Check every line in the records below for the word "TMVA" and report how many have it, nothing more.
* START Task data *
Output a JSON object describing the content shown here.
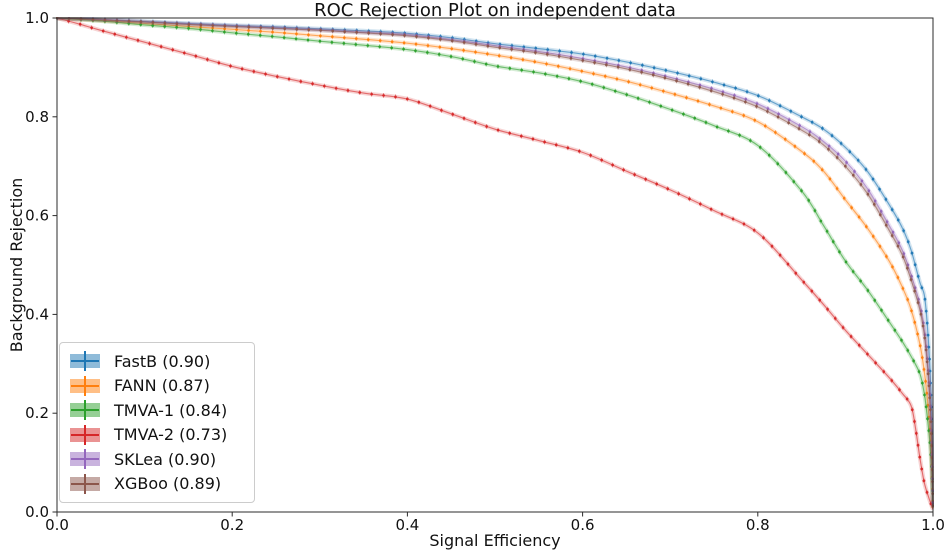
{
  "chart_data": {
    "type": "line",
    "title": "ROC Rejection Plot on independent data",
    "xlabel": "Signal Efficiency",
    "ylabel": "Background Rejection",
    "xlim": [
      0.0,
      1.0
    ],
    "ylim": [
      0.0,
      1.0
    ],
    "x_ticks": [
      "0.0",
      "0.2",
      "0.4",
      "0.6",
      "0.8",
      "1.0"
    ],
    "y_ticks": [
      "0.0",
      "0.2",
      "0.4",
      "0.6",
      "0.8",
      "1.0"
    ],
    "grid": false,
    "legend_position": "lower left",
    "marker_style": "dots-with-error-bars",
    "series": [
      {
        "name": "FastB",
        "auc": "0.90",
        "label": "FastB (0.90)",
        "color": "#1f77b4",
        "points": [
          [
            0,
            1.0
          ],
          [
            0.05,
            0.997
          ],
          [
            0.1,
            0.993
          ],
          [
            0.15,
            0.989
          ],
          [
            0.2,
            0.985
          ],
          [
            0.25,
            0.982
          ],
          [
            0.3,
            0.978
          ],
          [
            0.35,
            0.974
          ],
          [
            0.4,
            0.969
          ],
          [
            0.45,
            0.96
          ],
          [
            0.5,
            0.948
          ],
          [
            0.55,
            0.938
          ],
          [
            0.6,
            0.927
          ],
          [
            0.65,
            0.911
          ],
          [
            0.7,
            0.892
          ],
          [
            0.75,
            0.87
          ],
          [
            0.8,
            0.843
          ],
          [
            0.85,
            0.8
          ],
          [
            0.875,
            0.775
          ],
          [
            0.9,
            0.738
          ],
          [
            0.925,
            0.69
          ],
          [
            0.95,
            0.622
          ],
          [
            0.965,
            0.575
          ],
          [
            0.975,
            0.53
          ],
          [
            0.985,
            0.465
          ],
          [
            0.99,
            0.44
          ],
          [
            0.993,
            0.39
          ],
          [
            0.996,
            0.31
          ],
          [
            0.998,
            0.22
          ],
          [
            0.999,
            0.12
          ],
          [
            1.0,
            0.015
          ]
        ]
      },
      {
        "name": "FANN",
        "auc": "0.87",
        "label": "FANN (0.87)",
        "color": "#ff7f0e",
        "points": [
          [
            0,
            1.0
          ],
          [
            0.05,
            0.995
          ],
          [
            0.1,
            0.989
          ],
          [
            0.15,
            0.983
          ],
          [
            0.2,
            0.977
          ],
          [
            0.25,
            0.971
          ],
          [
            0.3,
            0.964
          ],
          [
            0.35,
            0.957
          ],
          [
            0.4,
            0.949
          ],
          [
            0.45,
            0.938
          ],
          [
            0.5,
            0.925
          ],
          [
            0.55,
            0.91
          ],
          [
            0.6,
            0.892
          ],
          [
            0.65,
            0.872
          ],
          [
            0.7,
            0.848
          ],
          [
            0.75,
            0.822
          ],
          [
            0.8,
            0.79
          ],
          [
            0.85,
            0.73
          ],
          [
            0.875,
            0.69
          ],
          [
            0.9,
            0.632
          ],
          [
            0.925,
            0.575
          ],
          [
            0.95,
            0.508
          ],
          [
            0.965,
            0.455
          ],
          [
            0.975,
            0.41
          ],
          [
            0.985,
            0.34
          ],
          [
            0.99,
            0.285
          ],
          [
            0.993,
            0.24
          ],
          [
            0.996,
            0.18
          ],
          [
            0.998,
            0.12
          ],
          [
            0.999,
            0.065
          ],
          [
            1.0,
            0.008
          ]
        ]
      },
      {
        "name": "TMVA-1",
        "auc": "0.84",
        "label": "TMVA-1 (0.84)",
        "color": "#2ca02c",
        "points": [
          [
            0,
            1.0
          ],
          [
            0.05,
            0.994
          ],
          [
            0.1,
            0.986
          ],
          [
            0.15,
            0.979
          ],
          [
            0.2,
            0.97
          ],
          [
            0.25,
            0.962
          ],
          [
            0.3,
            0.953
          ],
          [
            0.35,
            0.945
          ],
          [
            0.4,
            0.936
          ],
          [
            0.45,
            0.922
          ],
          [
            0.5,
            0.903
          ],
          [
            0.55,
            0.889
          ],
          [
            0.6,
            0.871
          ],
          [
            0.65,
            0.845
          ],
          [
            0.7,
            0.815
          ],
          [
            0.75,
            0.782
          ],
          [
            0.8,
            0.742
          ],
          [
            0.85,
            0.65
          ],
          [
            0.875,
            0.58
          ],
          [
            0.9,
            0.508
          ],
          [
            0.925,
            0.45
          ],
          [
            0.95,
            0.385
          ],
          [
            0.965,
            0.345
          ],
          [
            0.975,
            0.315
          ],
          [
            0.985,
            0.28
          ],
          [
            0.99,
            0.24
          ],
          [
            0.993,
            0.2
          ],
          [
            0.996,
            0.15
          ],
          [
            0.998,
            0.1
          ],
          [
            0.999,
            0.055
          ],
          [
            1.0,
            0.008
          ]
        ]
      },
      {
        "name": "TMVA-2",
        "auc": "0.73",
        "label": "TMVA-2 (0.73)",
        "color": "#d62728",
        "points": [
          [
            0,
            1.0
          ],
          [
            0.025,
            0.988
          ],
          [
            0.05,
            0.975
          ],
          [
            0.1,
            0.951
          ],
          [
            0.15,
            0.927
          ],
          [
            0.2,
            0.902
          ],
          [
            0.25,
            0.882
          ],
          [
            0.3,
            0.864
          ],
          [
            0.35,
            0.848
          ],
          [
            0.4,
            0.836
          ],
          [
            0.45,
            0.806
          ],
          [
            0.5,
            0.775
          ],
          [
            0.55,
            0.752
          ],
          [
            0.6,
            0.728
          ],
          [
            0.65,
            0.69
          ],
          [
            0.7,
            0.652
          ],
          [
            0.75,
            0.61
          ],
          [
            0.8,
            0.565
          ],
          [
            0.85,
            0.47
          ],
          [
            0.875,
            0.42
          ],
          [
            0.9,
            0.368
          ],
          [
            0.925,
            0.32
          ],
          [
            0.95,
            0.272
          ],
          [
            0.965,
            0.24
          ],
          [
            0.975,
            0.215
          ],
          [
            0.98,
            0.17
          ],
          [
            0.985,
            0.11
          ],
          [
            0.99,
            0.06
          ],
          [
            0.995,
            0.03
          ],
          [
            1.0,
            0.005
          ]
        ]
      },
      {
        "name": "SKLea",
        "auc": "0.90",
        "label": "SKLea (0.90)",
        "color": "#9467bd",
        "points": [
          [
            0,
            1.0
          ],
          [
            0.05,
            0.997
          ],
          [
            0.1,
            0.992
          ],
          [
            0.15,
            0.988
          ],
          [
            0.2,
            0.984
          ],
          [
            0.25,
            0.98
          ],
          [
            0.3,
            0.976
          ],
          [
            0.35,
            0.971
          ],
          [
            0.4,
            0.966
          ],
          [
            0.45,
            0.956
          ],
          [
            0.5,
            0.944
          ],
          [
            0.55,
            0.932
          ],
          [
            0.6,
            0.918
          ],
          [
            0.65,
            0.901
          ],
          [
            0.7,
            0.88
          ],
          [
            0.75,
            0.856
          ],
          [
            0.8,
            0.826
          ],
          [
            0.85,
            0.78
          ],
          [
            0.875,
            0.75
          ],
          [
            0.9,
            0.71
          ],
          [
            0.925,
            0.655
          ],
          [
            0.95,
            0.58
          ],
          [
            0.965,
            0.53
          ],
          [
            0.975,
            0.48
          ],
          [
            0.985,
            0.42
          ],
          [
            0.99,
            0.37
          ],
          [
            0.993,
            0.32
          ],
          [
            0.996,
            0.25
          ],
          [
            0.998,
            0.17
          ],
          [
            0.999,
            0.1
          ],
          [
            1.0,
            0.012
          ]
        ]
      },
      {
        "name": "XGBoo",
        "auc": "0.89",
        "label": "XGBoo (0.89)",
        "color": "#8c564b",
        "points": [
          [
            0,
            1.0
          ],
          [
            0.05,
            0.996
          ],
          [
            0.1,
            0.992
          ],
          [
            0.15,
            0.987
          ],
          [
            0.2,
            0.983
          ],
          [
            0.25,
            0.979
          ],
          [
            0.3,
            0.975
          ],
          [
            0.35,
            0.97
          ],
          [
            0.4,
            0.964
          ],
          [
            0.45,
            0.954
          ],
          [
            0.5,
            0.941
          ],
          [
            0.55,
            0.929
          ],
          [
            0.6,
            0.914
          ],
          [
            0.65,
            0.897
          ],
          [
            0.7,
            0.876
          ],
          [
            0.75,
            0.851
          ],
          [
            0.8,
            0.82
          ],
          [
            0.85,
            0.773
          ],
          [
            0.875,
            0.743
          ],
          [
            0.9,
            0.7
          ],
          [
            0.925,
            0.645
          ],
          [
            0.95,
            0.57
          ],
          [
            0.965,
            0.52
          ],
          [
            0.975,
            0.47
          ],
          [
            0.985,
            0.41
          ],
          [
            0.99,
            0.36
          ],
          [
            0.993,
            0.31
          ],
          [
            0.996,
            0.24
          ],
          [
            0.998,
            0.165
          ],
          [
            0.999,
            0.095
          ],
          [
            1.0,
            0.01
          ]
        ]
      }
    ]
  }
}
* END Task data *
### Result of the task
4